--- Records for this task Enclosed Below ---

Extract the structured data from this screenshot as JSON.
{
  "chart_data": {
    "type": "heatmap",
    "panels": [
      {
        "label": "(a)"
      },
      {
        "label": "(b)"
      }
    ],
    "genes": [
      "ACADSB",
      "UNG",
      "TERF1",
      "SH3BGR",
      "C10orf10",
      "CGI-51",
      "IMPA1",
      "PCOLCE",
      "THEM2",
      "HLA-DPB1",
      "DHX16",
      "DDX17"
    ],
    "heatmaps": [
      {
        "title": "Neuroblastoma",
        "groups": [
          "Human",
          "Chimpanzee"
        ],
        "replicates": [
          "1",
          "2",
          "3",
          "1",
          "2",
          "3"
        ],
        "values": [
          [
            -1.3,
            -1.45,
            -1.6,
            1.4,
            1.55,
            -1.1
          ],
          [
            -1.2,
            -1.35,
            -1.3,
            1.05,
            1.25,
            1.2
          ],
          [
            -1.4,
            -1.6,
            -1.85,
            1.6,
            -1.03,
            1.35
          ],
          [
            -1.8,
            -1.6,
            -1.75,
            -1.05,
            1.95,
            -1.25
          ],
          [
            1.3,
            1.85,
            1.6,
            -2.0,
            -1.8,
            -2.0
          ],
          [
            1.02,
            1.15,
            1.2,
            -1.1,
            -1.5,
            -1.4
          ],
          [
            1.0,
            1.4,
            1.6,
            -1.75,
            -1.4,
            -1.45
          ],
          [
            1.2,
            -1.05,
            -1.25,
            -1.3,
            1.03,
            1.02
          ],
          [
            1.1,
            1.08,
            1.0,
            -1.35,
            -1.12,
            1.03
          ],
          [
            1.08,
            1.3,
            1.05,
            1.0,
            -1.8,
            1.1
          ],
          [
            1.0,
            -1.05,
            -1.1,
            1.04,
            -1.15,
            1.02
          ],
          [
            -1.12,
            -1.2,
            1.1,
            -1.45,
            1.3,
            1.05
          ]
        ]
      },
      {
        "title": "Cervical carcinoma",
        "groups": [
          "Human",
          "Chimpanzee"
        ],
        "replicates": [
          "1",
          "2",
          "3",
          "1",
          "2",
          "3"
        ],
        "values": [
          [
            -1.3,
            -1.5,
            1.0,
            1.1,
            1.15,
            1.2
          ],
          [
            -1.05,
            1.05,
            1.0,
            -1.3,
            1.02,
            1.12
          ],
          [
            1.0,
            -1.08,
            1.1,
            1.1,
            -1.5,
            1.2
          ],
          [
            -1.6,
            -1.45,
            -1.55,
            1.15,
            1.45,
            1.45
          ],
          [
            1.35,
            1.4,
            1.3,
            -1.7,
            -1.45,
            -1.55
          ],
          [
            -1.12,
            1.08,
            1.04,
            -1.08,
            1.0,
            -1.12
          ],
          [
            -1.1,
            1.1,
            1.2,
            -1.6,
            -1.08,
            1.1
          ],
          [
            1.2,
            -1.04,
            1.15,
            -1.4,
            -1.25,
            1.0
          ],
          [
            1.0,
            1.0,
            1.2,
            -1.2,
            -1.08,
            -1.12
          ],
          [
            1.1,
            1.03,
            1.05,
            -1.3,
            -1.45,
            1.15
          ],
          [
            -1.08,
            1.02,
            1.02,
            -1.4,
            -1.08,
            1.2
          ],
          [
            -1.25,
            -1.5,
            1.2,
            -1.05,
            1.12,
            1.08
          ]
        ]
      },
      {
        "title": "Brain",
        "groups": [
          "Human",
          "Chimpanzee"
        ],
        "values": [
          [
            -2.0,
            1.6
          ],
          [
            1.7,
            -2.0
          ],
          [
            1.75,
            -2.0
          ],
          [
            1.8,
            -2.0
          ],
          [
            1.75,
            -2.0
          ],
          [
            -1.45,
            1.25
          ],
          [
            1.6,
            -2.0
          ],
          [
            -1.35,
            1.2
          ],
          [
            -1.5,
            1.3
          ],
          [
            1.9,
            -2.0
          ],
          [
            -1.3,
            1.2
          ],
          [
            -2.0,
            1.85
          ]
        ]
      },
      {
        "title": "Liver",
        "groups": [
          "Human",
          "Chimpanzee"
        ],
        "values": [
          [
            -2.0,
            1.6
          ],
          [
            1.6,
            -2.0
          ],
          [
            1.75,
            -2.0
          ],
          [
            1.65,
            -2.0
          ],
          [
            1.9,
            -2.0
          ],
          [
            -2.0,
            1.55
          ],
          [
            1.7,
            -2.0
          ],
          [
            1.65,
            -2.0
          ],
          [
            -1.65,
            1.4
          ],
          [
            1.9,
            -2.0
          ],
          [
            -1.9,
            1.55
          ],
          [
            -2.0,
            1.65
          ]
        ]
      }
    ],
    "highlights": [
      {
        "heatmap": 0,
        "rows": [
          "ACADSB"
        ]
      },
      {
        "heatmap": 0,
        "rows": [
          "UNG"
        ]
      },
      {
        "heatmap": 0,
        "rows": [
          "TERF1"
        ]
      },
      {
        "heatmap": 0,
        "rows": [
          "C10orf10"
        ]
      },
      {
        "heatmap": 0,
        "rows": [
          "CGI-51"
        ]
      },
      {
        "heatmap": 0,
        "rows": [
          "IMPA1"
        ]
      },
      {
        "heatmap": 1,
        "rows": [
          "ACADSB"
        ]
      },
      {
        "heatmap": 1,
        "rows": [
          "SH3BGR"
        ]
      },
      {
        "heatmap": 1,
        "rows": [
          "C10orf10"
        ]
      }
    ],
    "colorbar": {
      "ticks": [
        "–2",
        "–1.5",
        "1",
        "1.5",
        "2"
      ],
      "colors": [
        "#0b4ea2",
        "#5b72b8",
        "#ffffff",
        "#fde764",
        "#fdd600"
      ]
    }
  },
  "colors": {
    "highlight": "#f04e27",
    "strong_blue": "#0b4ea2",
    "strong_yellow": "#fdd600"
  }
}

--- End of Enclosed Records for this task ---

Type out the listing again with nothing changed.

| Answer to this exercise |
Extract the structured data from this screenshot as JSON.
{
  "chart_data": {
    "type": "heatmap",
    "panels": [
      {
        "label": "(a)"
      },
      {
        "label": "(b)"
      }
    ],
    "genes": [
      "ACADSB",
      "UNG",
      "TERF1",
      "SH3BGR",
      "C10orf10",
      "CGI-51",
      "IMPA1",
      "PCOLCE",
      "THEM2",
      "HLA-DPB1",
      "DHX16",
      "DDX17"
    ],
    "heatmaps": [
      {
        "title": "Neuroblastoma",
        "groups": [
          "Human",
          "Chimpanzee"
        ],
        "replicates": [
          "1",
          "2",
          "3",
          "1",
          "2",
          "3"
        ],
        "values": [
          [
            -1.3,
            -1.45,
            -1.6,
            1.4,
            1.55,
            -1.1
          ],
          [
            -1.2,
            -1.35,
            -1.3,
            1.05,
            1.25,
            1.2
          ],
          [
            -1.4,
            -1.6,
            -1.85,
            1.6,
            -1.03,
            1.35
          ],
          [
            -1.8,
            -1.6,
            -1.75,
            -1.05,
            1.95,
            -1.25
          ],
          [
            1.3,
            1.85,
            1.6,
            -2.0,
            -1.8,
            -2.0
          ],
          [
            1.02,
            1.15,
            1.2,
            -1.1,
            -1.5,
            -1.4
          ],
          [
            1.0,
            1.4,
            1.6,
            -1.75,
            -1.4,
            -1.45
          ],
          [
            1.2,
            -1.05,
            -1.25,
            -1.3,
            1.03,
            1.02
          ],
          [
            1.1,
            1.08,
            1.0,
            -1.35,
            -1.12,
            1.03
          ],
          [
            1.08,
            1.3,
            1.05,
            1.0,
            -1.8,
            1.1
          ],
          [
            1.0,
            -1.05,
            -1.1,
            1.04,
            -1.15,
            1.02
          ],
          [
            -1.12,
            -1.2,
            1.1,
            -1.45,
            1.3,
            1.05
          ]
        ]
      },
      {
        "title": "Cervical carcinoma",
        "groups": [
          "Human",
          "Chimpanzee"
        ],
        "replicates": [
          "1",
          "2",
          "3",
          "1",
          "2",
          "3"
        ],
        "values": [
          [
            -1.3,
            -1.5,
            1.0,
            1.1,
            1.15,
            1.2
          ],
          [
            -1.05,
            1.05,
            1.0,
            -1.3,
            1.02,
            1.12
          ],
          [
            1.0,
            -1.08,
            1.1,
            1.1,
            -1.5,
            1.2
          ],
          [
            -1.6,
            -1.45,
            -1.55,
            1.15,
            1.45,
            1.45
          ],
          [
            1.35,
            1.4,
            1.3,
            -1.7,
            -1.45,
            -1.55
          ],
          [
            -1.12,
            1.08,
            1.04,
            -1.08,
            1.0,
            -1.12
          ],
          [
            -1.1,
            1.1,
            1.2,
            -1.6,
            -1.08,
            1.1
          ],
          [
            1.2,
            -1.04,
            1.15,
            -1.4,
            -1.25,
            1.0
          ],
          [
            1.0,
            1.0,
            1.2,
            -1.2,
            -1.08,
            -1.12
          ],
          [
            1.1,
            1.03,
            1.05,
            -1.3,
            -1.45,
            1.15
          ],
          [
            -1.08,
            1.02,
            1.02,
            -1.4,
            -1.08,
            1.2
          ],
          [
            -1.25,
            -1.5,
            1.2,
            -1.05,
            1.12,
            1.08
          ]
        ]
      },
      {
        "title": "Brain",
        "groups": [
          "Human",
          "Chimpanzee"
        ],
        "values": [
          [
            -2.0,
            1.6
          ],
          [
            1.7,
            -2.0
          ],
          [
            1.75,
            -2.0
          ],
          [
            1.8,
            -2.0
          ],
          [
            1.75,
            -2.0
          ],
          [
            -1.45,
            1.25
          ],
          [
            1.6,
            -2.0
          ],
          [
            -1.35,
            1.2
          ],
          [
            -1.5,
            1.3
          ],
          [
            1.9,
            -2.0
          ],
          [
            -1.3,
            1.2
          ],
          [
            -2.0,
            1.85
          ]
        ]
      },
      {
        "title": "Liver",
        "groups": [
          "Human",
          "Chimpanzee"
        ],
        "values": [
          [
            -2.0,
            1.6
          ],
          [
            1.6,
            -2.0
          ],
          [
            1.75,
            -2.0
          ],
          [
            1.65,
            -2.0
          ],
          [
            1.9,
            -2.0
          ],
          [
            -2.0,
            1.55
          ],
          [
            1.7,
            -2.0
          ],
          [
            1.65,
            -2.0
          ],
          [
            -1.65,
            1.4
          ],
          [
            1.9,
            -2.0
          ],
          [
            -1.9,
            1.55
          ],
          [
            -2.0,
            1.65
          ]
        ]
      }
    ],
    "highlights": [
      {
        "heatmap": 0,
        "rows": [
          "ACADSB"
        ]
      },
      {
        "heatmap": 0,
        "rows": [
          "UNG"
        ]
      },
      {
        "heatmap": 0,
        "rows": [
          "TERF1"
        ]
      },
      {
        "heatmap": 0,
        "rows": [
          "C10orf10"
        ]
      },
      {
        "heatmap": 0,
        "rows": [
          "CGI-51"
        ]
      },
      {
        "heatmap": 0,
        "rows": [
          "IMPA1"
        ]
      },
      {
        "heatmap": 1,
        "rows": [
          "ACADSB"
        ]
      },
      {
        "heatmap": 1,
        "rows": [
          "SH3BGR"
        ]
      },
      {
        "heatmap": 1,
        "rows": [
          "C10orf10"
        ]
      }
    ],
    "colorbar": {
      "ticks": [
        "–2",
        "–1.5",
        "1",
        "1.5",
        "2"
      ],
      "colors": [
        "#0b4ea2",
        "#5b72b8",
        "#ffffff",
        "#fde764",
        "#fdd600"
      ]
    }
  },
  "colors": {
    "highlight": "#f04e27",
    "strong_blue": "#0b4ea2",
    "strong_yellow": "#fdd600"
  }
}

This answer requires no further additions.